PROBLEM DESCRIPTION:
Restate the entries word for word, omitting nothing.

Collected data
+ + + + +

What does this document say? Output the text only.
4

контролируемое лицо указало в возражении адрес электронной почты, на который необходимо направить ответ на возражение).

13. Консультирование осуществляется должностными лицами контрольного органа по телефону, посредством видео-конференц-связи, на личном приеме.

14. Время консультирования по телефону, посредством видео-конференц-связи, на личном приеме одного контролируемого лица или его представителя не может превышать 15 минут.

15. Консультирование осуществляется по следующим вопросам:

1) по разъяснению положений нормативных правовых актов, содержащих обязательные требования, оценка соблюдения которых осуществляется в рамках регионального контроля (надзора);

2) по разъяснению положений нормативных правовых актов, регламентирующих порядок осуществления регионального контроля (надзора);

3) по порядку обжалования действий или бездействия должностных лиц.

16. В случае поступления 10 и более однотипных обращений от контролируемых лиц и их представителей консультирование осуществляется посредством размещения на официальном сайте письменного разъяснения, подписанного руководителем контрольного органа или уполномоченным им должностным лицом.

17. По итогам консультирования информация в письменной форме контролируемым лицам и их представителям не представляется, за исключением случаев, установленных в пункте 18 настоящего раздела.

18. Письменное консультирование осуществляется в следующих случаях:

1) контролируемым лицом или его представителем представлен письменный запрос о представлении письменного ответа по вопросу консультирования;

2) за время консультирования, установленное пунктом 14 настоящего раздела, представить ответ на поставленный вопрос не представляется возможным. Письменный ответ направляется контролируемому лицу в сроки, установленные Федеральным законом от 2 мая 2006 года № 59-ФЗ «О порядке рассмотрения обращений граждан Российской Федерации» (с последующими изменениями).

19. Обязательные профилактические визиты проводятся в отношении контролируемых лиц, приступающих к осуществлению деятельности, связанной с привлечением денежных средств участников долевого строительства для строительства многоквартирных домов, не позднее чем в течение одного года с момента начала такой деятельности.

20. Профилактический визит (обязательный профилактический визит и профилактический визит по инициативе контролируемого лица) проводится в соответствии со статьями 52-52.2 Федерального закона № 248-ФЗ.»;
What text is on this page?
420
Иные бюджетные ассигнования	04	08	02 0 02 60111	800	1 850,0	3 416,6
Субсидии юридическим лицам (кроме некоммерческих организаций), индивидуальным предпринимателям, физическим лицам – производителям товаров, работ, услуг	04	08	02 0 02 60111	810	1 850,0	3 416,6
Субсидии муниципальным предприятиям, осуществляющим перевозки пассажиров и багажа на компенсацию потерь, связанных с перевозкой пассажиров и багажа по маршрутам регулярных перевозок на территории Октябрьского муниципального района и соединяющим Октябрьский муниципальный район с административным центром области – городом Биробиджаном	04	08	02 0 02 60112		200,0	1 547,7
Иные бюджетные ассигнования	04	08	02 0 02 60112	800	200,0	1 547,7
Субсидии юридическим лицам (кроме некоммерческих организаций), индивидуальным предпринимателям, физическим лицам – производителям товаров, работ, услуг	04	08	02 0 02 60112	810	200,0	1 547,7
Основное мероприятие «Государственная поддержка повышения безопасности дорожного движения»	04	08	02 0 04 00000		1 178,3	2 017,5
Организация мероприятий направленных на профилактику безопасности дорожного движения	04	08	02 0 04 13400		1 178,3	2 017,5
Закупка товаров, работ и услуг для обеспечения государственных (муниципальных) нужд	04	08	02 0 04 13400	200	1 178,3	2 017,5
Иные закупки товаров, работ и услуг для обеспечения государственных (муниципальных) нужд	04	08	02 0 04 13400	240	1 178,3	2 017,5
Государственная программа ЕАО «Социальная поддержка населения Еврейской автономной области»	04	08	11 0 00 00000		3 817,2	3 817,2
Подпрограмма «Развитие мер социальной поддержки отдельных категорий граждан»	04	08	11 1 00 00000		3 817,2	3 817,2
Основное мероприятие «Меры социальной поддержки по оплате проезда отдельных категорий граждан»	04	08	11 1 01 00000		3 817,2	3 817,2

+ + + + +

EXERCISE RESPONSE:
What does this document say? Output the text only.
4

контролируемое лицо указало в возражении адрес электронной почты, на который необходимо направить ответ на возражение).

13. Консультирование осуществляется должностными лицами контрольного органа по телефону, посредством видео-конференц-связи, на личном приеме.

14. Время консультирования по телефону, посредством видео-конференц-связи, на личном приеме одного контролируемого лица или его представителя не может превышать 15 минут.

15. Консультирование осуществляется по следующим вопросам:

1) по разъяснению положений нормативных правовых актов, содержащих обязательные требования, оценка соблюдения которых осуществляется в рамках регионального контроля (надзора);

2) по разъяснению положений нормативных правовых актов, регламентирующих порядок осуществления регионального контроля (надзора);

3) по порядку обжалования действий или бездействия должностных лиц.

16. В случае поступления 10 и более однотипных обращений от контролируемых лиц и их представителей консультирование осуществляется посредством размещения на официальном сайте письменного разъяснения, подписанного руководителем контрольного органа или уполномоченным им должностным лицом.

17. По итогам консультирования информация в письменной форме контролируемым лицам и их представителям не представляется, за исключением случаев, установленных в пункте 18 настоящего раздела.

18. Письменное консультирование осуществляется в следующих случаях:

1) контролируемым лицом или его представителем представлен письменный запрос о представлении письменного ответа по вопросу консультирования;

2) за время консультирования, установленное пунктом 14 настоящего раздела, представить ответ на поставленный вопрос не представляется возможным. Письменный ответ направляется контролируемому лицу в сроки, установленные Федеральным законом от 2 мая 2006 года № 59-ФЗ «О порядке рассмотрения обращений граждан Российской Федерации» (с последующими изменениями).

19. Обязательные профилактические визиты проводятся в отношении контролируемых лиц, приступающих к осуществлению деятельности, связанной с привлечением денежных средств участников долевого строительства для строительства многоквартирных домов, не позднее чем в течение одного года с момента начала такой деятельности.

20. Профилактический визит (обязательный профилактический визит и профилактический визит по инициативе контролируемого лица) проводится в соответствии со статьями 52-52.2 Федерального закона № 248-ФЗ.»;
What text is on this page?
420
Иные бюджетные ассигнования	04	08	02 0 02 60111	800	1 850,0	3 416,6
Субсидии юридическим лицам (кроме некоммерческих организаций), индивидуальным предпринимателям, физическим лицам – производителям товаров, работ, услуг	04	08	02 0 02 60111	810	1 850,0	3 416,6
Субсидии муниципальным предприятиям, осуществляющим перевозки пассажиров и багажа на компенсацию потерь, связанных с перевозкой пассажиров и багажа по маршрутам регулярных перевозок на территории Октябрьского муниципального района и соединяющим Октябрьский муниципальный район с административным центром области – городом Биробиджаном	04	08	02 0 02 60112		200,0	1 547,7
Иные бюджетные ассигнования	04	08	02 0 02 60112	800	200,0	1 547,7
Субсидии юридическим лицам (кроме некоммерческих организаций), индивидуальным предпринимателям, физическим лицам – производителям товаров, работ, услуг	04	08	02 0 02 60112	810	200,0	1 547,7
Основное мероприятие «Государственная поддержка повышения безопасности дорожного движения»	04	08	02 0 04 00000		1 178,3	2 017,5
Организация мероприятий направленных на профилактику безопасности дорожного движения	04	08	02 0 04 13400		1 178,3	2 017,5
Закупка товаров, работ и услуг для обеспечения государственных (муниципальных) нужд	04	08	02 0 04 13400	200	1 178,3	2 017,5
Иные закупки товаров, работ и услуг для обеспечения государственных (муниципальных) нужд	04	08	02 0 04 13400	240	1 178,3	2 017,5
Государственная программа ЕАО «Социальная поддержка населения Еврейской автономной области»	04	08	11 0 00 00000		3 817,2	3 817,2
Подпрограмма «Развитие мер социальной поддержки отдельных категорий граждан»	04	08	11 1 00 00000		3 817,2	3 817,2
Основное мероприятие «Меры социальной поддержки по оплате проезда отдельных категорий граждан»	04	08	11 1 01 00000		3 817,2	3 817,2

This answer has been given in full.